Extracted data entries:
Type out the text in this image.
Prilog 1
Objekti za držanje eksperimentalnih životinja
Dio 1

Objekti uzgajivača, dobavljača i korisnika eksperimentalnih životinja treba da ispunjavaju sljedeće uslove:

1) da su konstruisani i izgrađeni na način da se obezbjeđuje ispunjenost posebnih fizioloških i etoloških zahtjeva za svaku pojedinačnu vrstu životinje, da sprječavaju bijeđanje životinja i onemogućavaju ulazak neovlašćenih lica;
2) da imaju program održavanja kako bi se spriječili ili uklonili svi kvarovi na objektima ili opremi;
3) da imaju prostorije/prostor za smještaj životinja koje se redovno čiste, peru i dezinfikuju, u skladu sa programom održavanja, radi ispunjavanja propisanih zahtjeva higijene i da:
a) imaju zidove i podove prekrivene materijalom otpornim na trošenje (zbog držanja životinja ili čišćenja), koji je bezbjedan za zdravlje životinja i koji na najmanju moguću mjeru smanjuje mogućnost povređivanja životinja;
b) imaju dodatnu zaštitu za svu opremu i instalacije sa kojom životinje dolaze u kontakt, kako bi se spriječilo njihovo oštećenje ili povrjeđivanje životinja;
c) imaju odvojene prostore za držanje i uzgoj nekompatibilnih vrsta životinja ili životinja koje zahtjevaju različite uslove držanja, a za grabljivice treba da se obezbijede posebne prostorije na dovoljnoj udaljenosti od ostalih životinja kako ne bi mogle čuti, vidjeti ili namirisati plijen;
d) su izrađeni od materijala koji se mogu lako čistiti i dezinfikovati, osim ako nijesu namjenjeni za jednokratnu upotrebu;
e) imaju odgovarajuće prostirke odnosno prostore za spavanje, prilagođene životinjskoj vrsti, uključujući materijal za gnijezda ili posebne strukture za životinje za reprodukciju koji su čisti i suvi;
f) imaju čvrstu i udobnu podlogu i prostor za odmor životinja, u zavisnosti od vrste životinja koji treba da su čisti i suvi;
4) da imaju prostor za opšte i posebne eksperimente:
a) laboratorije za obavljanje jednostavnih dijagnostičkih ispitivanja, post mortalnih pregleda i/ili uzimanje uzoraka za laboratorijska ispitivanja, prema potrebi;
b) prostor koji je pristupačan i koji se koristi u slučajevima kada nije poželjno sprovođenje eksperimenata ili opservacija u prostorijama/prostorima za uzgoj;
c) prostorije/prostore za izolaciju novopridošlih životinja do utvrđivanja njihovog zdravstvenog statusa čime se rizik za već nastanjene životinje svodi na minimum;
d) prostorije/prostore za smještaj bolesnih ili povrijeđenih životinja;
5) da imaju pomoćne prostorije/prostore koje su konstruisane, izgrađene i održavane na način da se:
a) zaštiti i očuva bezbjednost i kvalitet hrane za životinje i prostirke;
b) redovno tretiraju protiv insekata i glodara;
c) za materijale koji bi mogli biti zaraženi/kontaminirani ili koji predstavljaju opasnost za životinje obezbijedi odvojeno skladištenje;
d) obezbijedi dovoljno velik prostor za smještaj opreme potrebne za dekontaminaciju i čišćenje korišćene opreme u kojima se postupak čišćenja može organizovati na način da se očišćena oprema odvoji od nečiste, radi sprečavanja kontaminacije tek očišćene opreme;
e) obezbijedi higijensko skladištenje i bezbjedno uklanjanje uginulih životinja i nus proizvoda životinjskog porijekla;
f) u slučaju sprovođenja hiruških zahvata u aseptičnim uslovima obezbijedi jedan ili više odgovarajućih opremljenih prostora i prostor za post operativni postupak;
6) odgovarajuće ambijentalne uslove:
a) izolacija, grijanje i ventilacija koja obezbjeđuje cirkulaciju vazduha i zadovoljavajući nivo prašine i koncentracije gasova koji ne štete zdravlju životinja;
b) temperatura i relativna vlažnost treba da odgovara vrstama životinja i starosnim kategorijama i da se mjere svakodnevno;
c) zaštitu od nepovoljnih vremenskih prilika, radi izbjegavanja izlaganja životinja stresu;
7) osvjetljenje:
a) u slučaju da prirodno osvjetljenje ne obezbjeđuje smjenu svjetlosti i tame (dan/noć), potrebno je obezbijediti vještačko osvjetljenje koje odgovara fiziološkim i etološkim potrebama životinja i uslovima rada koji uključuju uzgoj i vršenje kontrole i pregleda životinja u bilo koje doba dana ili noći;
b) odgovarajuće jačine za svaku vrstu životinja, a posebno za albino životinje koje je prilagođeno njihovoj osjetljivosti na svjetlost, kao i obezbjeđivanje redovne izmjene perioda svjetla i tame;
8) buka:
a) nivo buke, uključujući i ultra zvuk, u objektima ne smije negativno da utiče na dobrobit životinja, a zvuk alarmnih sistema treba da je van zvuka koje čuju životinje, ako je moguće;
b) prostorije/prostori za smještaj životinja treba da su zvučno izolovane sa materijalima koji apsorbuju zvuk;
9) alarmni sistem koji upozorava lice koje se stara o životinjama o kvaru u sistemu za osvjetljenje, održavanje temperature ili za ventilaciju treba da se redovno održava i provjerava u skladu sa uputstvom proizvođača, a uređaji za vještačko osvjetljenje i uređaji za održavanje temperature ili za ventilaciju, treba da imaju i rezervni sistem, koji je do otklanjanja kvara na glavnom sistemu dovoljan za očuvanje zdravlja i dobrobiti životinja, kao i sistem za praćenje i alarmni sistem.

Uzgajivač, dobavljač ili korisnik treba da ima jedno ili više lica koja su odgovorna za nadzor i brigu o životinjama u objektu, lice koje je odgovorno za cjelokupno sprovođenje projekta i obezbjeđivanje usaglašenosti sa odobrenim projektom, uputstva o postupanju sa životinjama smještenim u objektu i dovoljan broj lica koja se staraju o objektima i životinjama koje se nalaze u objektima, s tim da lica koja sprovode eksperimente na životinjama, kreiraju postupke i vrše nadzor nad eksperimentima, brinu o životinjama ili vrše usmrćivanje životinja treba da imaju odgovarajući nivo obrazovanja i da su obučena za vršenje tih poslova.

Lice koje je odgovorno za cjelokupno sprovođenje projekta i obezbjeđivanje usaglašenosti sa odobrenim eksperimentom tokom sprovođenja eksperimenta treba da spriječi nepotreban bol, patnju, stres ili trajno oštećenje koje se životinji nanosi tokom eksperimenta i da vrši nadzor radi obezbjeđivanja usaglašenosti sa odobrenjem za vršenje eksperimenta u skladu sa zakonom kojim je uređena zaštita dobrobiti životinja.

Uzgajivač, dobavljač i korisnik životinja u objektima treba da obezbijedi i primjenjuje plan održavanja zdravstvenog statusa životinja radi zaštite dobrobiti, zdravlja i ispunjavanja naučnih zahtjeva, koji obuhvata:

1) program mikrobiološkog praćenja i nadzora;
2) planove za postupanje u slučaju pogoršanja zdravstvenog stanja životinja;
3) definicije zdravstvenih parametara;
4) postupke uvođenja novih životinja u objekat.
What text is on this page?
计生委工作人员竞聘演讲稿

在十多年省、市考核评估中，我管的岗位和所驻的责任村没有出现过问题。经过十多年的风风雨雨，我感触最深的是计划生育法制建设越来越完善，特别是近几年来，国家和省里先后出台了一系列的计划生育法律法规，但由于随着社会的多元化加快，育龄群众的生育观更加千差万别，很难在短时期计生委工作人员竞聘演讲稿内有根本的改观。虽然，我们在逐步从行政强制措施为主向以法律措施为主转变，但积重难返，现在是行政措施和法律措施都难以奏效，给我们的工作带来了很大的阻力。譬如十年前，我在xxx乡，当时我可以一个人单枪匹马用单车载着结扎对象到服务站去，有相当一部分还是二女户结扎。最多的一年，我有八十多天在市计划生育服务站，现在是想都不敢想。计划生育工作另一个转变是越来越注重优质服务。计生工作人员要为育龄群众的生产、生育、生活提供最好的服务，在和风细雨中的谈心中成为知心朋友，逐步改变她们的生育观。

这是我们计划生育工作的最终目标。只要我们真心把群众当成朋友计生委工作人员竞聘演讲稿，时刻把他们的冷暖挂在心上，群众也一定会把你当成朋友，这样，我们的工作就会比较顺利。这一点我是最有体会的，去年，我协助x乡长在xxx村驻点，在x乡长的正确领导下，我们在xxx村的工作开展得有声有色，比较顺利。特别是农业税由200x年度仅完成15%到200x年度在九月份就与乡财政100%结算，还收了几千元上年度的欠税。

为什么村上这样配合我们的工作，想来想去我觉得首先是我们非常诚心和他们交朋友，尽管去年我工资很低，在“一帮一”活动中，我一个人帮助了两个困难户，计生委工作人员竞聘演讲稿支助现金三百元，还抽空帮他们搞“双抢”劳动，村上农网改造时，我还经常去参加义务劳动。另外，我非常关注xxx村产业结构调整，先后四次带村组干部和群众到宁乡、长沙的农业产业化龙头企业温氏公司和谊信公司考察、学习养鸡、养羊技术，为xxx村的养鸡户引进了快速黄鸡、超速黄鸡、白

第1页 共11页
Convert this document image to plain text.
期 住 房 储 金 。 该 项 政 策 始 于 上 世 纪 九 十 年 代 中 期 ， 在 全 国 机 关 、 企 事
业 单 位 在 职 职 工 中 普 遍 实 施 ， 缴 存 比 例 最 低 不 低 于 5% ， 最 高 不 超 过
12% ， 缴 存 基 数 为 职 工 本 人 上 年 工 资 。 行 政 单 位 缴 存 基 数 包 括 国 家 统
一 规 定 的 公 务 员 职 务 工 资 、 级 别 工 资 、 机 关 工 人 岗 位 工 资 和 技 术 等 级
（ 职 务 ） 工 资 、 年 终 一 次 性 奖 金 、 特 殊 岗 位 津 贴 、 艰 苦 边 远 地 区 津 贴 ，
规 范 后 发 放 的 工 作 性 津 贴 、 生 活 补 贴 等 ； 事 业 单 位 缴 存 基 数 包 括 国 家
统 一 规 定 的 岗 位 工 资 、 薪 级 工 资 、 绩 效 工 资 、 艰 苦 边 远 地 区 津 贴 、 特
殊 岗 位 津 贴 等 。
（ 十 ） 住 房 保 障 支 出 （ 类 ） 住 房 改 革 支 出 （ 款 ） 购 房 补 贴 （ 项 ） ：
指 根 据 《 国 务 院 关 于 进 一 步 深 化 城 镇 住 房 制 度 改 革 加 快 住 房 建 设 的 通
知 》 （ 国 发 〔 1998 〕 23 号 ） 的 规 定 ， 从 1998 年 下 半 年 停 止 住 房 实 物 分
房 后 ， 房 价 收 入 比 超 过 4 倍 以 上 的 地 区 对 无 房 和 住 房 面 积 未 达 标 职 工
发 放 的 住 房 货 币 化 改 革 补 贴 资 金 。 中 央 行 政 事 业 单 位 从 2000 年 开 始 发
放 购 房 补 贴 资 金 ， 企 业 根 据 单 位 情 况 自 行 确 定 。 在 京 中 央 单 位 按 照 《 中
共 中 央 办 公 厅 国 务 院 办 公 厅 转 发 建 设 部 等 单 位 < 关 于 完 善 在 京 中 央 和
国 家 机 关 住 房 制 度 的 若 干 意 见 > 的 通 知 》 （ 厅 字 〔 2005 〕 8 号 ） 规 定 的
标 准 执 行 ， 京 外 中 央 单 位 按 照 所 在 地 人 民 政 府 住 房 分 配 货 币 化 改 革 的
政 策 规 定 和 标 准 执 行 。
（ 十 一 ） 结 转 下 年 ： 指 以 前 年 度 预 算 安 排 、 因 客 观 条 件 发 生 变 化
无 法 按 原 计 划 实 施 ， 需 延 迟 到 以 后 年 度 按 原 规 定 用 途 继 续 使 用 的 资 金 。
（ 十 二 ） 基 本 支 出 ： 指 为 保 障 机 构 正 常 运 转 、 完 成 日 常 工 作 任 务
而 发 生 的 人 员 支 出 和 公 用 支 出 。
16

Written exercise
State how many lines of the listing hold the string "svaku"; reply with the number and nothing else.

The response
2